WRITTEN INSTRUCTION
Among the records below, find each line that includes the string "значения" and copy it.

INFORMATION PROVIDED
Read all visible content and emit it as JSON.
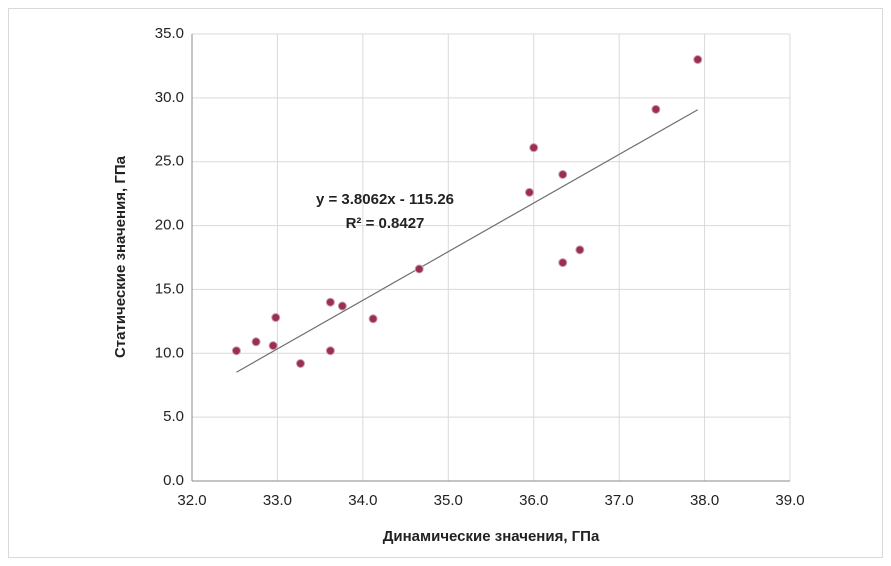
{
  "chart_data": {
    "type": "scatter",
    "x_label": "Динамические значения, ГПа",
    "y_label": "Статические значения, ГПа",
    "x": [
      32.52,
      32.75,
      32.95,
      32.98,
      33.27,
      33.62,
      33.62,
      33.76,
      34.12,
      34.66,
      35.95,
      36.0,
      36.34,
      36.34,
      36.54,
      37.43,
      37.92
    ],
    "series": [
      {
        "color": "#9b2d57",
        "values": [
          10.2,
          10.9,
          10.6,
          12.8,
          9.2,
          14.0,
          10.2,
          13.7,
          12.7,
          16.6,
          22.6,
          26.1,
          24.0,
          17.1,
          18.1,
          29.1,
          33.0
        ]
      }
    ],
    "trendline": {
      "color": "#6e6e6e",
      "slope": 3.8062,
      "intercept": -115.26,
      "equation": "y = 3.8062x - 115.26",
      "r_squared": 0.8427,
      "r_squared_label": "R² = 0.8427"
    },
    "xlim": [
      32,
      39
    ],
    "xticks": [
      {
        "value": 32,
        "label": "32.0"
      },
      {
        "value": 33,
        "label": "33.0"
      },
      {
        "value": 34,
        "label": "34.0"
      },
      {
        "value": 35,
        "label": "35.0"
      },
      {
        "value": 36,
        "label": "36.0"
      },
      {
        "value": 37,
        "label": "37.0"
      },
      {
        "value": 38,
        "label": "38.0"
      },
      {
        "value": 39,
        "label": "39.0"
      }
    ],
    "ylim": [
      0,
      35
    ],
    "yticks": [
      {
        "value": 0,
        "label": "0.0"
      },
      {
        "value": 5,
        "label": "5.0"
      },
      {
        "value": 10,
        "label": "10.0"
      },
      {
        "value": 15,
        "label": "15.0"
      },
      {
        "value": 20,
        "label": "20.0"
      },
      {
        "value": 25,
        "label": "25.0"
      },
      {
        "value": 30,
        "label": "30.0"
      },
      {
        "value": 35,
        "label": "35.0"
      }
    ],
    "grid": true
  }
}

RESPONSE TO THIS TASK
    "x_label": "Динамические значения, ГПа",
    "y_label": "Статические значения, ГПа",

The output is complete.